### [THE REQUEST]
Extract, from the records beneath this instruction, each line that contains the word "median".

--- START OF EXTRACTED DATA ---

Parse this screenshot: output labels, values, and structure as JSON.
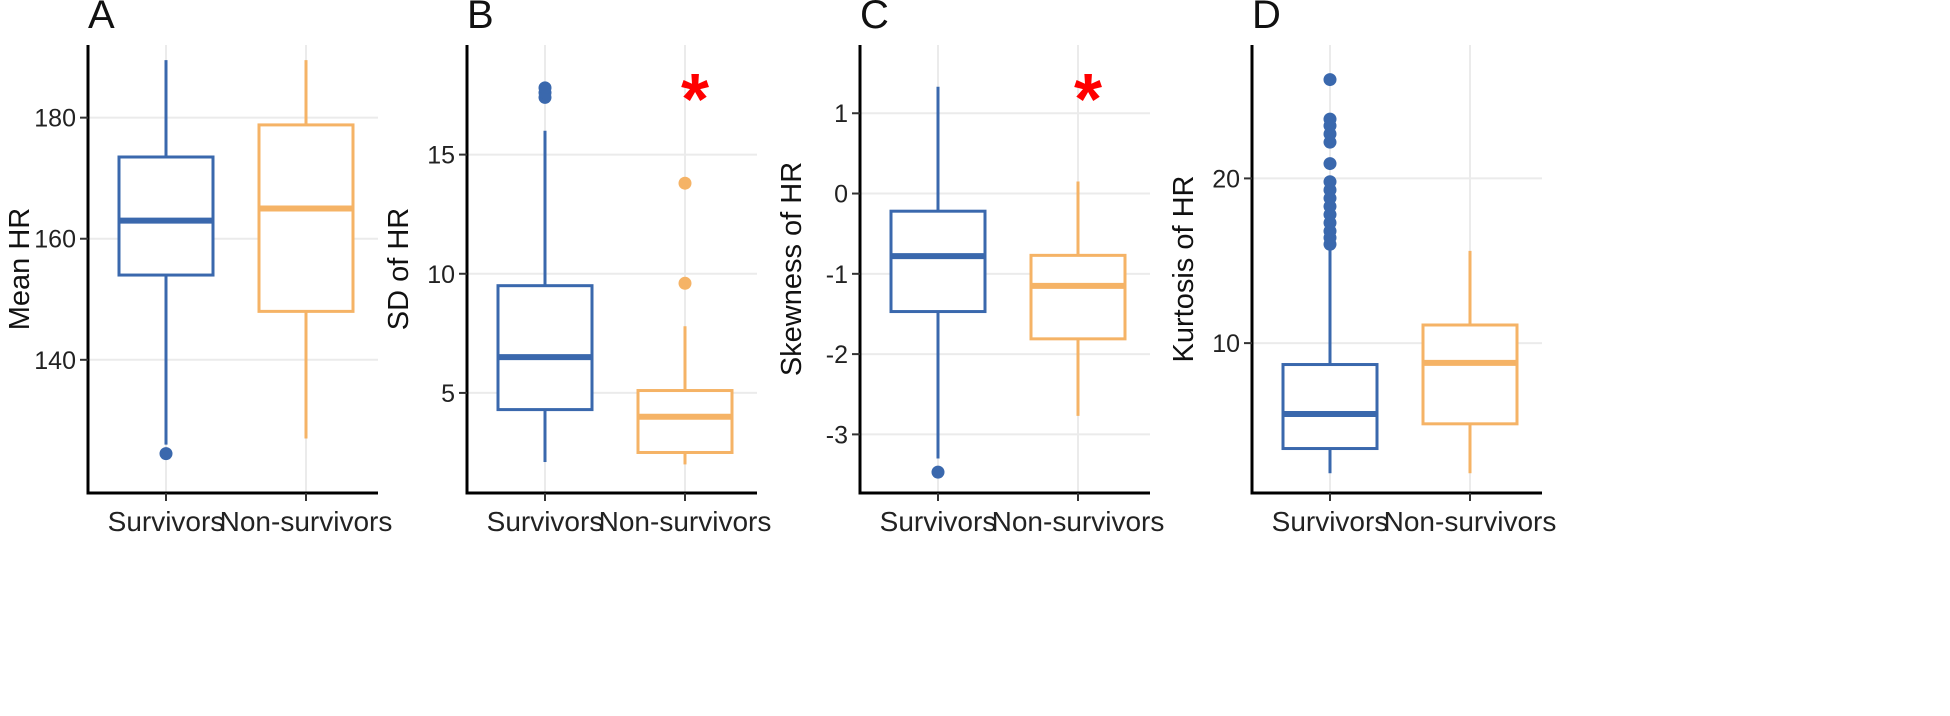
{
  "chart_data": [
    {
      "type": "box",
      "panel_label": "A",
      "xlabel": "",
      "ylabel": "Mean HR",
      "categories": [
        "Survivors",
        "Non-survivors"
      ],
      "ylim": [
        118,
        192
      ],
      "yticks": [
        140,
        160,
        180
      ],
      "grid": true,
      "series": [
        {
          "color": "#3a68ad",
          "whisker_low": 126,
          "q1": 154,
          "median": 163,
          "q3": 173.5,
          "whisker_high": 189.5,
          "outliers": [
            124.5
          ]
        },
        {
          "color": "#f5b366",
          "whisker_low": 127,
          "q1": 148,
          "median": 165,
          "q3": 178.8,
          "whisker_high": 189.5,
          "outliers": []
        }
      ],
      "significance": []
    },
    {
      "type": "box",
      "panel_label": "B",
      "xlabel": "",
      "ylabel": "SD of HR",
      "categories": [
        "Survivors",
        "Non-survivors"
      ],
      "ylim": [
        0.8,
        19.6
      ],
      "yticks": [
        5,
        10,
        15
      ],
      "grid": true,
      "series": [
        {
          "color": "#3a68ad",
          "whisker_low": 2.1,
          "q1": 4.3,
          "median": 6.5,
          "q3": 9.5,
          "whisker_high": 16.0,
          "outliers": [
            17.4,
            17.6,
            17.8
          ]
        },
        {
          "color": "#f5b366",
          "whisker_low": 2.0,
          "q1": 2.5,
          "median": 4.0,
          "q3": 5.1,
          "whisker_high": 7.8,
          "outliers": [
            9.6,
            13.8
          ]
        }
      ],
      "significance": [
        "*"
      ]
    },
    {
      "type": "box",
      "panel_label": "C",
      "xlabel": "",
      "ylabel": "Skewness of HR",
      "categories": [
        "Survivors",
        "Non-survivors"
      ],
      "ylim": [
        -3.73,
        1.85
      ],
      "yticks": [
        1,
        0,
        -1,
        -2,
        -3
      ],
      "ytick_labels": [
        "1",
        "0",
        "-1",
        "-2",
        "-3"
      ],
      "grid": true,
      "series": [
        {
          "color": "#3a68ad",
          "whisker_low": -3.3,
          "q1": -1.47,
          "median": -0.78,
          "q3": -0.22,
          "whisker_high": 1.33,
          "outliers": [
            -3.47
          ]
        },
        {
          "color": "#f5b366",
          "whisker_low": -2.77,
          "q1": -1.81,
          "median": -1.15,
          "q3": -0.77,
          "whisker_high": 0.15,
          "outliers": []
        }
      ],
      "significance": [
        "*"
      ]
    },
    {
      "type": "box",
      "panel_label": "D",
      "xlabel": "",
      "ylabel": "Kurtosis of HR",
      "categories": [
        "Survivors",
        "Non-survivors"
      ],
      "ylim": [
        0.9,
        28.1
      ],
      "yticks": [
        10,
        20
      ],
      "grid": true,
      "series": [
        {
          "color": "#3a68ad",
          "whisker_low": 2.1,
          "q1": 3.6,
          "median": 5.7,
          "q3": 8.7,
          "whisker_high": 15.8,
          "outliers": [
            16.0,
            16.4,
            16.8,
            17.3,
            17.8,
            18.3,
            18.8,
            19.3,
            19.8,
            20.9,
            22.2,
            22.7,
            23.2,
            23.6,
            26.0
          ]
        },
        {
          "color": "#f5b366",
          "whisker_low": 2.1,
          "q1": 5.1,
          "median": 8.8,
          "q3": 11.1,
          "whisker_high": 15.6,
          "outliers": []
        }
      ],
      "significance": []
    }
  ]
}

--- END OF EXTRACTED DATA ---

### [WORKED ANSWER]
          "median": 163,
          "median": 165,
          "median": 6.5,
          "median": 4.0,
          "median": -0.78,
          "median": -1.15,
          "median": 5.7,
          "median": 8.8,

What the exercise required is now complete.